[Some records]
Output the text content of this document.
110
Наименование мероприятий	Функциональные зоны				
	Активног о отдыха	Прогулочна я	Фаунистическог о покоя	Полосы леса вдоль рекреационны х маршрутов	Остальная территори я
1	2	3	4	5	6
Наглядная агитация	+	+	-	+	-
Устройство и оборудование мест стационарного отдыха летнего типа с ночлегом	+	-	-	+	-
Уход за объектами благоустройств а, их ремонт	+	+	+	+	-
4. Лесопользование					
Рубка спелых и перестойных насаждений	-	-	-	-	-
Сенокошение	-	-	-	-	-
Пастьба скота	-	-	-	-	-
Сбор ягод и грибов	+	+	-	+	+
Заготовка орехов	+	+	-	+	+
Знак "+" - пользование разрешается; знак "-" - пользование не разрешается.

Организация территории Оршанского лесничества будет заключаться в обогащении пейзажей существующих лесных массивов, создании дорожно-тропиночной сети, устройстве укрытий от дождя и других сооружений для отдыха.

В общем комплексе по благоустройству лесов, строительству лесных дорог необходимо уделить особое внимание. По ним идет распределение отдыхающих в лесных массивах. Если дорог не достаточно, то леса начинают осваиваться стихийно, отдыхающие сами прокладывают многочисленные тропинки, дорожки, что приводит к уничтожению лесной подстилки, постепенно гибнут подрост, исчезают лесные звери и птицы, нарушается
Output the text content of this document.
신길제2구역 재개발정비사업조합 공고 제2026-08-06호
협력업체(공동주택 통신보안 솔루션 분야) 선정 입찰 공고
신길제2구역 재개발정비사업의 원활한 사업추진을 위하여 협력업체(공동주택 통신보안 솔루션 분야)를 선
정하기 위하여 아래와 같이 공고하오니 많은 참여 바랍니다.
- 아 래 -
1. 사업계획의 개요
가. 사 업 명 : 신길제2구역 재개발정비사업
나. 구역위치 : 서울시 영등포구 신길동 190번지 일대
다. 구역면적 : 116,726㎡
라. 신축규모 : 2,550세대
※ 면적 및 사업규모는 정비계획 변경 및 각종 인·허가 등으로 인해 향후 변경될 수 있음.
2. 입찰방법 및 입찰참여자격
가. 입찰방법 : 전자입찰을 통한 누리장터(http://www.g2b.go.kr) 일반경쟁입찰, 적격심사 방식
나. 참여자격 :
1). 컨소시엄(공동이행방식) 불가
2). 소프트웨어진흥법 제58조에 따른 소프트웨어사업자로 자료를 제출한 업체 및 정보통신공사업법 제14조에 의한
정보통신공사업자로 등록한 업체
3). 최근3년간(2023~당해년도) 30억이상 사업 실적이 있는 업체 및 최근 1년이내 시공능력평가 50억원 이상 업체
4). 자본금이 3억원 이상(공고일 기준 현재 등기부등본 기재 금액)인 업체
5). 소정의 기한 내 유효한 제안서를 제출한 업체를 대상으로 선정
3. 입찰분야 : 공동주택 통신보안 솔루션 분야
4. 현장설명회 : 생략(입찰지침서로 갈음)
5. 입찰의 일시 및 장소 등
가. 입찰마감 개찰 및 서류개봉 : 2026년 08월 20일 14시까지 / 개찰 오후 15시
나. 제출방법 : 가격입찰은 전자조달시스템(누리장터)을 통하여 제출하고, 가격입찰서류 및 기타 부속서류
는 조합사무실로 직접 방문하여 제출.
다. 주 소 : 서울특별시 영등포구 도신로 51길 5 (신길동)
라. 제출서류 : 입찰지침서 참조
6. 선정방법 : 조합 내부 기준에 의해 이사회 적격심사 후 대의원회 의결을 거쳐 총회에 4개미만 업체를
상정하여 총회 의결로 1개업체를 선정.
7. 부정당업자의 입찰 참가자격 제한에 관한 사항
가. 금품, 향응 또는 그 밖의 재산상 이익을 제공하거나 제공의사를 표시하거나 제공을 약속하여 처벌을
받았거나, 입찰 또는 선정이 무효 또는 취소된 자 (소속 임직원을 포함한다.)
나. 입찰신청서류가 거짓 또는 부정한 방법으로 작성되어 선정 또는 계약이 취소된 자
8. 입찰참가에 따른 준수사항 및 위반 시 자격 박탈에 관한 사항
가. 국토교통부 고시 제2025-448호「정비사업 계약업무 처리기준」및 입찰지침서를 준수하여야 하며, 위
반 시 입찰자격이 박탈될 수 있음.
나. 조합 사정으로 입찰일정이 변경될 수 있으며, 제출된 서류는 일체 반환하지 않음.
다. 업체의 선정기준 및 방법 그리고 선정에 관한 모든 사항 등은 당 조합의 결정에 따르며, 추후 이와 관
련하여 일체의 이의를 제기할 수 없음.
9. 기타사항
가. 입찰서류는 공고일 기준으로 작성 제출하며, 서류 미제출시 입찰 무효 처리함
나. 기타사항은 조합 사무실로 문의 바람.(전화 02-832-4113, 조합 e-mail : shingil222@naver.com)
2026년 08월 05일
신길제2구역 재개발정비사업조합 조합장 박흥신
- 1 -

# Problem to solve:
All of the entries above need to be reproduced exactly.

# Exercise result:
Output the text content of this document.
110
Наименование мероприятий	Функциональные зоны				
	Активног о отдыха	Прогулочна я	Фаунистическог о покоя	Полосы леса вдоль рекреационны х маршрутов	Остальная территори я
1	2	3	4	5	6
Наглядная агитация	+	+	-	+	-
Устройство и оборудование мест стационарного отдыха летнего типа с ночлегом	+	-	-	+	-
Уход за объектами благоустройств а, их ремонт	+	+	+	+	-
4. Лесопользование					
Рубка спелых и перестойных насаждений	-	-	-	-	-
Сенокошение	-	-	-	-	-
Пастьба скота	-	-	-	-	-
Сбор ягод и грибов	+	+	-	+	+
Заготовка орехов	+	+	-	+	+
Знак "+" - пользование разрешается; знак "-" - пользование не разрешается.

Организация территории Оршанского лесничества будет заключаться в обогащении пейзажей существующих лесных массивов, создании дорожно-тропиночной сети, устройстве укрытий от дождя и других сооружений для отдыха.

В общем комплексе по благоустройству лесов, строительству лесных дорог необходимо уделить особое внимание. По ним идет распределение отдыхающих в лесных массивах. Если дорог не достаточно, то леса начинают осваиваться стихийно, отдыхающие сами прокладывают многочисленные тропинки, дорожки, что приводит к уничтожению лесной подстилки, постепенно гибнут подрост, исчезают лесные звери и птицы, нарушается
Output the text content of this document.
신길제2구역 재개발정비사업조합 공고 제2026-08-06호
협력업체(공동주택 통신보안 솔루션 분야) 선정 입찰 공고
신길제2구역 재개발정비사업의 원활한 사업추진을 위하여 협력업체(공동주택 통신보안 솔루션 분야)를 선
정하기 위하여 아래와 같이 공고하오니 많은 참여 바랍니다.
- 아 래 -
1. 사업계획의 개요
가. 사 업 명 : 신길제2구역 재개발정비사업
나. 구역위치 : 서울시 영등포구 신길동 190번지 일대
다. 구역면적 : 116,726㎡
라. 신축규모 : 2,550세대
※ 면적 및 사업규모는 정비계획 변경 및 각종 인·허가 등으로 인해 향후 변경될 수 있음.
2. 입찰방법 및 입찰참여자격
가. 입찰방법 : 전자입찰을 통한 누리장터(http://www.g2b.go.kr) 일반경쟁입찰, 적격심사 방식
나. 참여자격 :
1). 컨소시엄(공동이행방식) 불가
2). 소프트웨어진흥법 제58조에 따른 소프트웨어사업자로 자료를 제출한 업체 및 정보통신공사업법 제14조에 의한
정보통신공사업자로 등록한 업체
3). 최근3년간(2023~당해년도) 30억이상 사업 실적이 있는 업체 및 최근 1년이내 시공능력평가 50억원 이상 업체
4). 자본금이 3억원 이상(공고일 기준 현재 등기부등본 기재 금액)인 업체
5). 소정의 기한 내 유효한 제안서를 제출한 업체를 대상으로 선정
3. 입찰분야 : 공동주택 통신보안 솔루션 분야
4. 현장설명회 : 생략(입찰지침서로 갈음)
5. 입찰의 일시 및 장소 등
가. 입찰마감 개찰 및 서류개봉 : 2026년 08월 20일 14시까지 / 개찰 오후 15시
나. 제출방법 : 가격입찰은 전자조달시스템(누리장터)을 통하여 제출하고, 가격입찰서류 및 기타 부속서류
는 조합사무실로 직접 방문하여 제출.
다. 주 소 : 서울특별시 영등포구 도신로 51길 5 (신길동)
라. 제출서류 : 입찰지침서 참조
6. 선정방법 : 조합 내부 기준에 의해 이사회 적격심사 후 대의원회 의결을 거쳐 총회에 4개미만 업체를
상정하여 총회 의결로 1개업체를 선정.
7. 부정당업자의 입찰 참가자격 제한에 관한 사항
가. 금품, 향응 또는 그 밖의 재산상 이익을 제공하거나 제공의사를 표시하거나 제공을 약속하여 처벌을
받았거나, 입찰 또는 선정이 무효 또는 취소된 자 (소속 임직원을 포함한다.)
나. 입찰신청서류가 거짓 또는 부정한 방법으로 작성되어 선정 또는 계약이 취소된 자
8. 입찰참가에 따른 준수사항 및 위반 시 자격 박탈에 관한 사항
가. 국토교통부 고시 제2025-448호「정비사업 계약업무 처리기준」및 입찰지침서를 준수하여야 하며, 위
반 시 입찰자격이 박탈될 수 있음.
나. 조합 사정으로 입찰일정이 변경될 수 있으며, 제출된 서류는 일체 반환하지 않음.
다. 업체의 선정기준 및 방법 그리고 선정에 관한 모든 사항 등은 당 조합의 결정에 따르며, 추후 이와 관
련하여 일체의 이의를 제기할 수 없음.
9. 기타사항
가. 입찰서류는 공고일 기준으로 작성 제출하며, 서류 미제출시 입찰 무효 처리함
나. 기타사항은 조합 사무실로 문의 바람.(전화 02-832-4113, 조합 e-mail : shingil222@naver.com)
2026년 08월 05일
신길제2구역 재개발정비사업조합 조합장 박흥신
- 1 -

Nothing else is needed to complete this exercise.